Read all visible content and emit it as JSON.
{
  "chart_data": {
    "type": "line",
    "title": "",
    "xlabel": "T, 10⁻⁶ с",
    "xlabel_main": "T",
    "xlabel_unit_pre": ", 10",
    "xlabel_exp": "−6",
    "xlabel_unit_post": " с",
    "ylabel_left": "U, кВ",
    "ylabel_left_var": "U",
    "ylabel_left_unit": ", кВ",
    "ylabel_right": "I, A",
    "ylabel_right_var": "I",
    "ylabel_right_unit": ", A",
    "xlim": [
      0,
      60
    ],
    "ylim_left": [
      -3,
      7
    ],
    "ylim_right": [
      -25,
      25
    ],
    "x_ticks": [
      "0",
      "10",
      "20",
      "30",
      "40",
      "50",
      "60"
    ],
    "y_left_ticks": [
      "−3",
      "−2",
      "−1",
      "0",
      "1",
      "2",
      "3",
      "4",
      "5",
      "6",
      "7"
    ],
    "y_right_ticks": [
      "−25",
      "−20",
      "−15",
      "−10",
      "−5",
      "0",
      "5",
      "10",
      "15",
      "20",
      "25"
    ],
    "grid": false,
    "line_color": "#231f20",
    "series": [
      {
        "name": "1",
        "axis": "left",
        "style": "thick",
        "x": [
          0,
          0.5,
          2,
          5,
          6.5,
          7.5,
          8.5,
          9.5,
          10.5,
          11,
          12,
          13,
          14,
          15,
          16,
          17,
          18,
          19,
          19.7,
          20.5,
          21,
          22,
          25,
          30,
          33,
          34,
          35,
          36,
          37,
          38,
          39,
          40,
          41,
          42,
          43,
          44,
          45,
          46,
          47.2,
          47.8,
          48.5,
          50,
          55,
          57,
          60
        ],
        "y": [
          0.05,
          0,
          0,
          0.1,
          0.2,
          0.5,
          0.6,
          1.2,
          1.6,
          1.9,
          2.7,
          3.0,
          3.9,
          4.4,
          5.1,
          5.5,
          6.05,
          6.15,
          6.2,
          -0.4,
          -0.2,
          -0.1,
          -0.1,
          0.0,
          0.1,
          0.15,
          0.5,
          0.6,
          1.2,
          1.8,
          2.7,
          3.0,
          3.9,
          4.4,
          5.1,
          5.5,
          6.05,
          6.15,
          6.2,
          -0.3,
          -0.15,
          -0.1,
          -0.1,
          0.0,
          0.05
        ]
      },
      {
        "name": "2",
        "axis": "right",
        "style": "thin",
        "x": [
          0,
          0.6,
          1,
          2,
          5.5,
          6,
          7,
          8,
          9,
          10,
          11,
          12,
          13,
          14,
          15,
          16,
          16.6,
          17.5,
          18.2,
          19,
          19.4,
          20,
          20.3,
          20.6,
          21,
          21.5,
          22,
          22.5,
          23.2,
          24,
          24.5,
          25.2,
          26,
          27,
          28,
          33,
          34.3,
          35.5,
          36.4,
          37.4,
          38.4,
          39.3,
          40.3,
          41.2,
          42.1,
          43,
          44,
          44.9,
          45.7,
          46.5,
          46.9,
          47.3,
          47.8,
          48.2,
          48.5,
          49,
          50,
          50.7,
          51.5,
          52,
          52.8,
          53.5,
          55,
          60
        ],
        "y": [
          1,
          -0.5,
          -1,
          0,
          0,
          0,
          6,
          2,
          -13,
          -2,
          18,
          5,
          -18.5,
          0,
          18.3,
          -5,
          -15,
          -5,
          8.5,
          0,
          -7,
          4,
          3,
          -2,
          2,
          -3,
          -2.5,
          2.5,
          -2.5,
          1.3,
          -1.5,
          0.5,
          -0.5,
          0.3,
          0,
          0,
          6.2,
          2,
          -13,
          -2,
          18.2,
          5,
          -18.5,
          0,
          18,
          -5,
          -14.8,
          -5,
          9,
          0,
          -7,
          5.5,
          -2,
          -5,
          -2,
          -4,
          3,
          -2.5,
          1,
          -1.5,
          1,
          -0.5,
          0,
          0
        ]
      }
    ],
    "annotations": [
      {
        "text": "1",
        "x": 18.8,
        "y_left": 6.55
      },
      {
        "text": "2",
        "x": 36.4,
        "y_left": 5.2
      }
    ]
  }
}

____

Problem
Copy every record above exactly as it appears.

Full solution
Read all visible content and emit it as JSON.
{
  "chart_data": {
    "type": "line",
    "title": "",
    "xlabel": "T, 10⁻⁶ с",
    "xlabel_main": "T",
    "xlabel_unit_pre": ", 10",
    "xlabel_exp": "−6",
    "xlabel_unit_post": " с",
    "ylabel_left": "U, кВ",
    "ylabel_left_var": "U",
    "ylabel_left_unit": ", кВ",
    "ylabel_right": "I, A",
    "ylabel_right_var": "I",
    "ylabel_right_unit": ", A",
    "xlim": [
      0,
      60
    ],
    "ylim_left": [
      -3,
      7
    ],
    "ylim_right": [
      -25,
      25
    ],
    "x_ticks": [
      "0",
      "10",
      "20",
      "30",
      "40",
      "50",
      "60"
    ],
    "y_left_ticks": [
      "−3",
      "−2",
      "−1",
      "0",
      "1",
      "2",
      "3",
      "4",
      "5",
      "6",
      "7"
    ],
    "y_right_ticks": [
      "−25",
      "−20",
      "−15",
      "−10",
      "−5",
      "0",
      "5",
      "10",
      "15",
      "20",
      "25"
    ],
    "grid": false,
    "line_color": "#231f20",
    "series": [
      {
        "name": "1",
        "axis": "left",
        "style": "thick",
        "x": [
          0,
          0.5,
          2,
          5,
          6.5,
          7.5,
          8.5,
          9.5,
          10.5,
          11,
          12,
          13,
          14,
          15,
          16,
          17,
          18,
          19,
          19.7,
          20.5,
          21,
          22,
          25,
          30,
          33,
          34,
          35,
          36,
          37,
          38,
          39,
          40,
          41,
          42,
          43,
          44,
          45,
          46,
          47.2,
          47.8,
          48.5,
          50,
          55,
          57,
          60
        ],
        "y": [
          0.05,
          0,
          0,
          0.1,
          0.2,
          0.5,
          0.6,
          1.2,
          1.6,
          1.9,
          2.7,
          3.0,
          3.9,
          4.4,
          5.1,
          5.5,
          6.05,
          6.15,
          6.2,
          -0.4,
          -0.2,
          -0.1,
          -0.1,
          0.0,
          0.1,
          0.15,
          0.5,
          0.6,
          1.2,
          1.8,
          2.7,
          3.0,
          3.9,
          4.4,
          5.1,
          5.5,
          6.05,
          6.15,
          6.2,
          -0.3,
          -0.15,
          -0.1,
          -0.1,
          0.0,
          0.05
        ]
      },
      {
        "name": "2",
        "axis": "right",
        "style": "thin",
        "x": [
          0,
          0.6,
          1,
          2,
          5.5,
          6,
          7,
          8,
          9,
          10,
          11,
          12,
          13,
          14,
          15,
          16,
          16.6,
          17.5,
          18.2,
          19,
          19.4,
          20,
          20.3,
          20.6,
          21,
          21.5,
          22,
          22.5,
          23.2,
          24,
          24.5,
          25.2,
          26,
          27,
          28,
          33,
          34.3,
          35.5,
          36.4,
          37.4,
          38.4,
          39.3,
          40.3,
          41.2,
          42.1,
          43,
          44,
          44.9,
          45.7,
          46.5,
          46.9,
          47.3,
          47.8,
          48.2,
          48.5,
          49,
          50,
          50.7,
          51.5,
          52,
          52.8,
          53.5,
          55,
          60
        ],
        "y": [
          1,
          -0.5,
          -1,
          0,
          0,
          0,
          6,
          2,
          -13,
          -2,
          18,
          5,
          -18.5,
          0,
          18.3,
          -5,
          -15,
          -5,
          8.5,
          0,
          -7,
          4,
          3,
          -2,
          2,
          -3,
          -2.5,
          2.5,
          -2.5,
          1.3,
          -1.5,
          0.5,
          -0.5,
          0.3,
          0,
          0,
          6.2,
          2,
          -13,
          -2,
          18.2,
          5,
          -18.5,
          0,
          18,
          -5,
          -14.8,
          -5,
          9,
          0,
          -7,
          5.5,
          -2,
          -5,
          -2,
          -4,
          3,
          -2.5,
          1,
          -1.5,
          1,
          -0.5,
          0,
          0
        ]
      }
    ],
    "annotations": [
      {
        "text": "1",
        "x": 18.8,
        "y_left": 6.55
      },
      {
        "text": "2",
        "x": 36.4,
        "y_left": 5.2
      }
    ]
  }
}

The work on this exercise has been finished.